[Extracted data entries]
====
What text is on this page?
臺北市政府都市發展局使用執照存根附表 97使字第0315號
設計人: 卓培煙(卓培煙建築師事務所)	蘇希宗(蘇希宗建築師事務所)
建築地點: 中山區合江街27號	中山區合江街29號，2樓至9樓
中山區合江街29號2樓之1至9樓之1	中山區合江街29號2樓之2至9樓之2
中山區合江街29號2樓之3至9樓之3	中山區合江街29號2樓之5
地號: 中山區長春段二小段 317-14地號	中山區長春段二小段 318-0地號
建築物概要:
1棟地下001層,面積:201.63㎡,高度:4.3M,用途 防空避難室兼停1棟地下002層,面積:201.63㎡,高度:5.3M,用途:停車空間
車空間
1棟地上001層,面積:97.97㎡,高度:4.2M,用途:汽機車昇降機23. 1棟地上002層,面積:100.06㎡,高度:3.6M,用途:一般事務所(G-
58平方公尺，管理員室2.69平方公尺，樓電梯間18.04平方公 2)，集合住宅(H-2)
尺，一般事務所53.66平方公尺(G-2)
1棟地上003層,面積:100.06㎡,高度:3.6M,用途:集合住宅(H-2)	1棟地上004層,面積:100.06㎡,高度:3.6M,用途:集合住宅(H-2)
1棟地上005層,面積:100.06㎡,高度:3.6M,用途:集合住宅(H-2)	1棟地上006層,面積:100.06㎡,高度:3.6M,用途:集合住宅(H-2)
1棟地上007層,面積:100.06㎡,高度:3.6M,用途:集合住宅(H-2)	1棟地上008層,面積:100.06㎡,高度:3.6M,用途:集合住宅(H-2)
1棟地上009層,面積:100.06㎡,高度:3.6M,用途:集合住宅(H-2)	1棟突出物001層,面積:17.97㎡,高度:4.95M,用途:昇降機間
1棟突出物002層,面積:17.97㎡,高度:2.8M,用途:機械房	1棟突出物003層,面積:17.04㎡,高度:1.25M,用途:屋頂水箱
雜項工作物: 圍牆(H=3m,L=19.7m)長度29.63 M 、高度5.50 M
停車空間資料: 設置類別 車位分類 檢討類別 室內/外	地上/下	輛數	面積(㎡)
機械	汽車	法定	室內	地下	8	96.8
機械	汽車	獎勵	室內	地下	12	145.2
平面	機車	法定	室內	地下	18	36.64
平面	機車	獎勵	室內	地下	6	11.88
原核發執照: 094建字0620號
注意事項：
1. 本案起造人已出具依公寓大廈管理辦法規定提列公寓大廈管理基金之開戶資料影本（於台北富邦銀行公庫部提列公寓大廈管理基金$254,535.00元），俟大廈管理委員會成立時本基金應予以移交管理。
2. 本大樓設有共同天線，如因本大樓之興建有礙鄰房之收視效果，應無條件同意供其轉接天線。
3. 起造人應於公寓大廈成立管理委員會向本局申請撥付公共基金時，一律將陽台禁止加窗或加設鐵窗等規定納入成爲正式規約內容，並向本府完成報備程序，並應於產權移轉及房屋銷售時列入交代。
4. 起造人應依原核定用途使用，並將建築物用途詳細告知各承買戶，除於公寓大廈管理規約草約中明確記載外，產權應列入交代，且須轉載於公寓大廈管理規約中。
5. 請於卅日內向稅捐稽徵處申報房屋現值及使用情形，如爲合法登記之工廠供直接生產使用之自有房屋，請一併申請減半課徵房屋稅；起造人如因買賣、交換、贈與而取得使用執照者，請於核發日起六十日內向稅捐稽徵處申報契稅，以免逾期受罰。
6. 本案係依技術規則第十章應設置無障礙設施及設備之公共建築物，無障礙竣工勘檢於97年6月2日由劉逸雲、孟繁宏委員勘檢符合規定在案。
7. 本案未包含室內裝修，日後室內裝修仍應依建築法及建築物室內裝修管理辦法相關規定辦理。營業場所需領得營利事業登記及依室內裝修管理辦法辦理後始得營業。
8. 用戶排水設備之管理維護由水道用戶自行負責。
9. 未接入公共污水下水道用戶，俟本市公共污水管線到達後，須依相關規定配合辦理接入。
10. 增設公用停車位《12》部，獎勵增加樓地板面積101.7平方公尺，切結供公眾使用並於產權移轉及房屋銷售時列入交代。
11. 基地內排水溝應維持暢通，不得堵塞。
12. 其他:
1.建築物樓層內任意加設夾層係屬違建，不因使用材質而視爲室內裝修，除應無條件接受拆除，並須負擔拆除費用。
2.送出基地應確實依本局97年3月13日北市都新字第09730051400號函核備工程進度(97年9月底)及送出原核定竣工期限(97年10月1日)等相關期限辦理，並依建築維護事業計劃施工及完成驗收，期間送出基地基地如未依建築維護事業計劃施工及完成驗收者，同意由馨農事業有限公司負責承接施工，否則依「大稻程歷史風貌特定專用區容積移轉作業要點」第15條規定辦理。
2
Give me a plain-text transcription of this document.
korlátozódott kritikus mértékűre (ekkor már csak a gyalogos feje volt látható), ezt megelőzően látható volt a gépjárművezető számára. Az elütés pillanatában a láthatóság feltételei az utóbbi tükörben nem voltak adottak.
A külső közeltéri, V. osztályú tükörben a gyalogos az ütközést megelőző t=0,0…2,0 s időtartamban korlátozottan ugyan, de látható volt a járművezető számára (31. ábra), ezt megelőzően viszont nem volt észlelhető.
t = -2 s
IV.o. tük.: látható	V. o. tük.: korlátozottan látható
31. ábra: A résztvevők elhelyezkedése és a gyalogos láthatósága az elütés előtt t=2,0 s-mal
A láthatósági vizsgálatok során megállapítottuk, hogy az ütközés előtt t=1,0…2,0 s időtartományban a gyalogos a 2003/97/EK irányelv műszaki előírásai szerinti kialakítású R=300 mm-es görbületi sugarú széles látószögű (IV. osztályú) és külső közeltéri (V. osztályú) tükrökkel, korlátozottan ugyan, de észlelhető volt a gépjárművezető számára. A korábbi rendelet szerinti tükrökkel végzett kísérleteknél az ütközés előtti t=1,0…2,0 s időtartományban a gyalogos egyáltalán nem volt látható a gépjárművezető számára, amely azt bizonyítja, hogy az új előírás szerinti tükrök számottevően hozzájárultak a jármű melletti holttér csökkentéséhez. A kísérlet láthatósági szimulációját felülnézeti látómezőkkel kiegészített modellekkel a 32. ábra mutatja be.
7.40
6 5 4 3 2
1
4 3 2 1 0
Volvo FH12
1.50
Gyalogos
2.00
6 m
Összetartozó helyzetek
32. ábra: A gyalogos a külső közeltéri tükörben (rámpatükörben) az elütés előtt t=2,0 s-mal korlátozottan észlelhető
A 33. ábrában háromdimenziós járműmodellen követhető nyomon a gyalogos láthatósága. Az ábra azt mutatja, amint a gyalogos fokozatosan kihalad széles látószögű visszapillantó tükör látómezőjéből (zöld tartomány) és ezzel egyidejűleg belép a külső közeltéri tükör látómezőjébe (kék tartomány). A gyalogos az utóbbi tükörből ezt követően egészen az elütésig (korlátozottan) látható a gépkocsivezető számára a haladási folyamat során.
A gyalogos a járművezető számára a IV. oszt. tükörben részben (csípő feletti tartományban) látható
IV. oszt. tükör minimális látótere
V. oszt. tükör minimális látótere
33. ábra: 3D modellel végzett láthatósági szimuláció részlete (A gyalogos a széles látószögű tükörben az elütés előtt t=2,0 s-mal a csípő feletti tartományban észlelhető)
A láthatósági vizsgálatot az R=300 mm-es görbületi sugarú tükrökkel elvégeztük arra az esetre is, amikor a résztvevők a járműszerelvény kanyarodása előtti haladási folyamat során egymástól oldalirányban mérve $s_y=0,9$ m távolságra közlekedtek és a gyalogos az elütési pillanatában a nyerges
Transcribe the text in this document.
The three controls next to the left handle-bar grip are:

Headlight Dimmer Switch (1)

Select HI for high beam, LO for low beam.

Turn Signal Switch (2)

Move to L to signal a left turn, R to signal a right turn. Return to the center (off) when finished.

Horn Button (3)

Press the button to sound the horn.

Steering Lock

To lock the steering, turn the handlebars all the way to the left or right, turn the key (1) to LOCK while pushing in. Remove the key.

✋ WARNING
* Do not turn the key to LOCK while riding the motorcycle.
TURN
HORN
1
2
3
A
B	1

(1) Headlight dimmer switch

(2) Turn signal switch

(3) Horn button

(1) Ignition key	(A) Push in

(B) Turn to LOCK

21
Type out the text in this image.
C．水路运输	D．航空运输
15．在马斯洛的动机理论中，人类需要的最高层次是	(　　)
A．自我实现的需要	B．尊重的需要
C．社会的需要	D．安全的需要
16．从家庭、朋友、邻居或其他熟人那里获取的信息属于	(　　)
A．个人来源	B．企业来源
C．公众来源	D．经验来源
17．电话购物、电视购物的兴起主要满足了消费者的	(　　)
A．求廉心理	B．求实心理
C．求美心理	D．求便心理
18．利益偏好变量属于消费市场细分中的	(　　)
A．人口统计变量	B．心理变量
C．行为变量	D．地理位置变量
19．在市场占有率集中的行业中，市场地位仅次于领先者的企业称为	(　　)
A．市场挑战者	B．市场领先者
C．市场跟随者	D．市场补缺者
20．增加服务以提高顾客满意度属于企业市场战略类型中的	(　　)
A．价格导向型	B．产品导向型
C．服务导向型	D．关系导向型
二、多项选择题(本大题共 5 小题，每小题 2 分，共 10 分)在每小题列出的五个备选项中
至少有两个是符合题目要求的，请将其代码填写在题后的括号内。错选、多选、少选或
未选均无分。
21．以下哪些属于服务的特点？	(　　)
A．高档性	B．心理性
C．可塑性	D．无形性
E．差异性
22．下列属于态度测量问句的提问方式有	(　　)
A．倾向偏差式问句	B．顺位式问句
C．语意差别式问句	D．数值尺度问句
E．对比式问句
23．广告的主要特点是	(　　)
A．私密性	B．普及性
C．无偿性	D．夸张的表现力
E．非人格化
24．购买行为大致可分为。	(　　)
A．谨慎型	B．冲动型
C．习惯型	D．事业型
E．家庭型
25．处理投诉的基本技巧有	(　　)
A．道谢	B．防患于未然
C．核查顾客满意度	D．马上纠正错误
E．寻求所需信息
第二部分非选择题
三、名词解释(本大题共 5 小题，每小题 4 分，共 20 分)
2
====
Copy all lines in the listing above where the string "minimális" appears.

IV. oszt. tükör minimális látótere
V. oszt. tükör minimális látótere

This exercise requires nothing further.